Figure record extracts:

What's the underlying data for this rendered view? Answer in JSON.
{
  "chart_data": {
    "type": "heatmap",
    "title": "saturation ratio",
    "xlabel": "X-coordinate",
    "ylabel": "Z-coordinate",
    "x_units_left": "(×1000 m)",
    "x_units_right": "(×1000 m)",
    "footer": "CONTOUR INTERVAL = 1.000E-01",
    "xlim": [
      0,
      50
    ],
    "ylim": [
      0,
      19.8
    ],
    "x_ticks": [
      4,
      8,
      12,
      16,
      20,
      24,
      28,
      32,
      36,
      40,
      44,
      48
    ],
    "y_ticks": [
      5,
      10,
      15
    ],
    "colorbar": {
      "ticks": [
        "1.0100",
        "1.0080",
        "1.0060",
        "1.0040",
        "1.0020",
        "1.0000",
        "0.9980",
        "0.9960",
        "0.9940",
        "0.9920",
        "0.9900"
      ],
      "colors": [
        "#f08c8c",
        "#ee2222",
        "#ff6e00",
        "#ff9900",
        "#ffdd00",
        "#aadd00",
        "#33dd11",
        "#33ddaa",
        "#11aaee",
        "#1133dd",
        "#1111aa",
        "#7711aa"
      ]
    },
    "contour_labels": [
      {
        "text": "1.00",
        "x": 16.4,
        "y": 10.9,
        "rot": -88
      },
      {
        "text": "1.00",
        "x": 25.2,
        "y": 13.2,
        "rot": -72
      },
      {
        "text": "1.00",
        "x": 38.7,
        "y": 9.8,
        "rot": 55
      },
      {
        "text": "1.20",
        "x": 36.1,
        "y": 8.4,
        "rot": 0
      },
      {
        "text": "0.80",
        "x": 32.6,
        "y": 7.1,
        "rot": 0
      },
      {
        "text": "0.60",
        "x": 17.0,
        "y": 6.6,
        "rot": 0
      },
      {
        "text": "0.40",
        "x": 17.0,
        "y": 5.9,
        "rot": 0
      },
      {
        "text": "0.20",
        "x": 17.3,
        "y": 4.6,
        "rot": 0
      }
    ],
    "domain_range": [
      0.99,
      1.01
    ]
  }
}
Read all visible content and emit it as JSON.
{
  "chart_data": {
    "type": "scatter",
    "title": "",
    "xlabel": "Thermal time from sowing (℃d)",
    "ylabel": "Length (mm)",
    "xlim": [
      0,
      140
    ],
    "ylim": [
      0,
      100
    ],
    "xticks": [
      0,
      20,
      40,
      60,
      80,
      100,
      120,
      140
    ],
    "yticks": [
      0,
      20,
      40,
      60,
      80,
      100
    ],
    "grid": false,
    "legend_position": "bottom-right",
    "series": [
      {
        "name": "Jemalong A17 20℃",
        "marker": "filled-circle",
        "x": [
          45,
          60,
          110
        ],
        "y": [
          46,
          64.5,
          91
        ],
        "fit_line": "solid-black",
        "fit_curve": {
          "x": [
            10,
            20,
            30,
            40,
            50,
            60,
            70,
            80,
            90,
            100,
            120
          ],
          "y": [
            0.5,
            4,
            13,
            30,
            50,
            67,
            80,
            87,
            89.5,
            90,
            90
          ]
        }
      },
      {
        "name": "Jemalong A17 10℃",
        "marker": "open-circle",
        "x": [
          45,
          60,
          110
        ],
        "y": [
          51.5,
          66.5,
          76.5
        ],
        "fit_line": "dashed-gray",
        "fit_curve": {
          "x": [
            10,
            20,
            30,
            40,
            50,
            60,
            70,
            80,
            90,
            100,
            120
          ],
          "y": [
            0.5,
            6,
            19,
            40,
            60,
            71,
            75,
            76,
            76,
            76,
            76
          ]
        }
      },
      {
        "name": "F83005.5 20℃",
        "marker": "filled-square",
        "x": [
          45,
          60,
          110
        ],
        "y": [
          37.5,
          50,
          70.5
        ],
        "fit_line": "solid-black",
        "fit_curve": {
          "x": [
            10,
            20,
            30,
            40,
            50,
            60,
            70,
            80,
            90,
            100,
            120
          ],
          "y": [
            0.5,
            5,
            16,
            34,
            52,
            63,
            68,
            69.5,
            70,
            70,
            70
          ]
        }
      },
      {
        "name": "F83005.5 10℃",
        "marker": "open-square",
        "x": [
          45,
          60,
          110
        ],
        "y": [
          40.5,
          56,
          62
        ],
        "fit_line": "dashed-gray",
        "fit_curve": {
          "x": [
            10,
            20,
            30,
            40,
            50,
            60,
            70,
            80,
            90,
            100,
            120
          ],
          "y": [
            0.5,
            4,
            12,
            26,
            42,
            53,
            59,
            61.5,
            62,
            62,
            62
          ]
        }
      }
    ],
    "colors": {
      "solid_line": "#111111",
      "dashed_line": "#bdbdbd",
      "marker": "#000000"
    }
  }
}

What you need to do
Every entry should be printed again exactly as written.

Exercise solution
What's the underlying data for this rendered view? Answer in JSON.
{
  "chart_data": {
    "type": "heatmap",
    "title": "saturation ratio",
    "xlabel": "X-coordinate",
    "ylabel": "Z-coordinate",
    "x_units_left": "(×1000 m)",
    "x_units_right": "(×1000 m)",
    "footer": "CONTOUR INTERVAL = 1.000E-01",
    "xlim": [
      0,
      50
    ],
    "ylim": [
      0,
      19.8
    ],
    "x_ticks": [
      4,
      8,
      12,
      16,
      20,
      24,
      28,
      32,
      36,
      40,
      44,
      48
    ],
    "y_ticks": [
      5,
      10,
      15
    ],
    "colorbar": {
      "ticks": [
        "1.0100",
        "1.0080",
        "1.0060",
        "1.0040",
        "1.0020",
        "1.0000",
        "0.9980",
        "0.9960",
        "0.9940",
        "0.9920",
        "0.9900"
      ],
      "colors": [
        "#f08c8c",
        "#ee2222",
        "#ff6e00",
        "#ff9900",
        "#ffdd00",
        "#aadd00",
        "#33dd11",
        "#33ddaa",
        "#11aaee",
        "#1133dd",
        "#1111aa",
        "#7711aa"
      ]
    },
    "contour_labels": [
      {
        "text": "1.00",
        "x": 16.4,
        "y": 10.9,
        "rot": -88
      },
      {
        "text": "1.00",
        "x": 25.2,
        "y": 13.2,
        "rot": -72
      },
      {
        "text": "1.00",
        "x": 38.7,
        "y": 9.8,
        "rot": 55
      },
      {
        "text": "1.20",
        "x": 36.1,
        "y": 8.4,
        "rot": 0
      },
      {
        "text": "0.80",
        "x": 32.6,
        "y": 7.1,
        "rot": 0
      },
      {
        "text": "0.60",
        "x": 17.0,
        "y": 6.6,
        "rot": 0
      },
      {
        "text": "0.40",
        "x": 17.0,
        "y": 5.9,
        "rot": 0
      },
      {
        "text": "0.20",
        "x": 17.3,
        "y": 4.6,
        "rot": 0
      }
    ],
    "domain_range": [
      0.99,
      1.01
    ]
  }
}
Read all visible content and emit it as JSON.
{
  "chart_data": {
    "type": "scatter",
    "title": "",
    "xlabel": "Thermal time from sowing (℃d)",
    "ylabel": "Length (mm)",
    "xlim": [
      0,
      140
    ],
    "ylim": [
      0,
      100
    ],
    "xticks": [
      0,
      20,
      40,
      60,
      80,
      100,
      120,
      140
    ],
    "yticks": [
      0,
      20,
      40,
      60,
      80,
      100
    ],
    "grid": false,
    "legend_position": "bottom-right",
    "series": [
      {
        "name": "Jemalong A17 20℃",
        "marker": "filled-circle",
        "x": [
          45,
          60,
          110
        ],
        "y": [
          46,
          64.5,
          91
        ],
        "fit_line": "solid-black",
        "fit_curve": {
          "x": [
            10,
            20,
            30,
            40,
            50,
            60,
            70,
            80,
            90,
            100,
            120
          ],
          "y": [
            0.5,
            4,
            13,
            30,
            50,
            67,
            80,
            87,
            89.5,
            90,
            90
          ]
        }
      },
      {
        "name": "Jemalong A17 10℃",
        "marker": "open-circle",
        "x": [
          45,
          60,
          110
        ],
        "y": [
          51.5,
          66.5,
          76.5
        ],
        "fit_line": "dashed-gray",
        "fit_curve": {
          "x": [
            10,
            20,
            30,
            40,
            50,
            60,
            70,
            80,
            90,
            100,
            120
          ],
          "y": [
            0.5,
            6,
            19,
            40,
            60,
            71,
            75,
            76,
            76,
            76,
            76
          ]
        }
      },
      {
        "name": "F83005.5 20℃",
        "marker": "filled-square",
        "x": [
          45,
          60,
          110
        ],
        "y": [
          37.5,
          50,
          70.5
        ],
        "fit_line": "solid-black",
        "fit_curve": {
          "x": [
            10,
            20,
            30,
            40,
            50,
            60,
            70,
            80,
            90,
            100,
            120
          ],
          "y": [
            0.5,
            5,
            16,
            34,
            52,
            63,
            68,
            69.5,
            70,
            70,
            70
          ]
        }
      },
      {
        "name": "F83005.5 10℃",
        "marker": "open-square",
        "x": [
          45,
          60,
          110
        ],
        "y": [
          40.5,
          56,
          62
        ],
        "fit_line": "dashed-gray",
        "fit_curve": {
          "x": [
            10,
            20,
            30,
            40,
            50,
            60,
            70,
            80,
            90,
            100,
            120
          ],
          "y": [
            0.5,
            4,
            12,
            26,
            42,
            53,
            59,
            61.5,
            62,
            62,
            62
          ]
        }
      }
    ],
    "colors": {
      "solid_line": "#111111",
      "dashed_line": "#bdbdbd",
      "marker": "#000000"
    }
  }
}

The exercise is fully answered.